== Exercise goal ==
Every entry must be duplicated precisely as written.

== Records supplied ==

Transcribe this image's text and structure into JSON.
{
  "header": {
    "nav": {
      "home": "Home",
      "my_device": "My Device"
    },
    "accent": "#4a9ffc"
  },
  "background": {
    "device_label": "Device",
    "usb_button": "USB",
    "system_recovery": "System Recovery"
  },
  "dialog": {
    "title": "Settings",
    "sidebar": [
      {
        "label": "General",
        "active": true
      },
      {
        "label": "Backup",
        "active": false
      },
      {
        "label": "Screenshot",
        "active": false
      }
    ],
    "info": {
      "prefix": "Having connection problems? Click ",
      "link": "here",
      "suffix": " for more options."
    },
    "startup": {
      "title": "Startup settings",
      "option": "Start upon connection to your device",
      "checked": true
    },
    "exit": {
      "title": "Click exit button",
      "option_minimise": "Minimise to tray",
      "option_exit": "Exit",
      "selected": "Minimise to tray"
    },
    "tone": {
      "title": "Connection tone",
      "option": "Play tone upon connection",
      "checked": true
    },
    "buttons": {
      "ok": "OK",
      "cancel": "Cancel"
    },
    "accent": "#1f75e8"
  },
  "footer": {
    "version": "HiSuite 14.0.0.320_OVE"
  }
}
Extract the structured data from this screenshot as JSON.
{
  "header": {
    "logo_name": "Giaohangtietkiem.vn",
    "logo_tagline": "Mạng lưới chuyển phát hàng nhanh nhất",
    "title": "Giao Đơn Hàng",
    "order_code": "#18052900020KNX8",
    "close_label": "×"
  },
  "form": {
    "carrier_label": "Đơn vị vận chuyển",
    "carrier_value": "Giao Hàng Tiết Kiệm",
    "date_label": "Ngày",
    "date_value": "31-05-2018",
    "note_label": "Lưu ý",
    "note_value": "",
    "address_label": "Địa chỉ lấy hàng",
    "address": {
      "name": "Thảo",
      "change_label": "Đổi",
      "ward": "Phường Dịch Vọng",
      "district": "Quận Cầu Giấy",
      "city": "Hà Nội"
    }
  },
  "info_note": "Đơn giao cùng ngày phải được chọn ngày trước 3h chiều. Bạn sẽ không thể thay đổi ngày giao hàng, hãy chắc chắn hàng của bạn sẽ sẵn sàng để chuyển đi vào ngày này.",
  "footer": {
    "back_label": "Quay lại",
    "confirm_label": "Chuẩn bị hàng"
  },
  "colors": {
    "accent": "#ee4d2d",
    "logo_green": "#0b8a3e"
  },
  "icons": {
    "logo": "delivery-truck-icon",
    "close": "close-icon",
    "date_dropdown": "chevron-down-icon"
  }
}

== Complete response ==
Transcribe this image's text and structure into JSON.
{
  "header": {
    "nav": {
      "home": "Home",
      "my_device": "My Device"
    },
    "accent": "#4a9ffc"
  },
  "background": {
    "device_label": "Device",
    "usb_button": "USB",
    "system_recovery": "System Recovery"
  },
  "dialog": {
    "title": "Settings",
    "sidebar": [
      {
        "label": "General",
        "active": true
      },
      {
        "label": "Backup",
        "active": false
      },
      {
        "label": "Screenshot",
        "active": false
      }
    ],
    "info": {
      "prefix": "Having connection problems? Click ",
      "link": "here",
      "suffix": " for more options."
    },
    "startup": {
      "title": "Startup settings",
      "option": "Start upon connection to your device",
      "checked": true
    },
    "exit": {
      "title": "Click exit button",
      "option_minimise": "Minimise to tray",
      "option_exit": "Exit",
      "selected": "Minimise to tray"
    },
    "tone": {
      "title": "Connection tone",
      "option": "Play tone upon connection",
      "checked": true
    },
    "buttons": {
      "ok": "OK",
      "cancel": "Cancel"
    },
    "accent": "#1f75e8"
  },
  "footer": {
    "version": "HiSuite 14.0.0.320_OVE"
  }
}
Extract the structured data from this screenshot as JSON.
{
  "header": {
    "logo_name": "Giaohangtietkiem.vn",
    "logo_tagline": "Mạng lưới chuyển phát hàng nhanh nhất",
    "title": "Giao Đơn Hàng",
    "order_code": "#18052900020KNX8",
    "close_label": "×"
  },
  "form": {
    "carrier_label": "Đơn vị vận chuyển",
    "carrier_value": "Giao Hàng Tiết Kiệm",
    "date_label": "Ngày",
    "date_value": "31-05-2018",
    "note_label": "Lưu ý",
    "note_value": "",
    "address_label": "Địa chỉ lấy hàng",
    "address": {
      "name": "Thảo",
      "change_label": "Đổi",
      "ward": "Phường Dịch Vọng",
      "district": "Quận Cầu Giấy",
      "city": "Hà Nội"
    }
  },
  "info_note": "Đơn giao cùng ngày phải được chọn ngày trước 3h chiều. Bạn sẽ không thể thay đổi ngày giao hàng, hãy chắc chắn hàng của bạn sẽ sẵn sàng để chuyển đi vào ngày này.",
  "footer": {
    "back_label": "Quay lại",
    "confirm_label": "Chuẩn bị hàng"
  },
  "colors": {
    "accent": "#ee4d2d",
    "logo_green": "#0b8a3e"
  },
  "icons": {
    "logo": "delivery-truck-icon",
    "close": "close-icon",
    "date_dropdown": "chevron-down-icon"
  }
}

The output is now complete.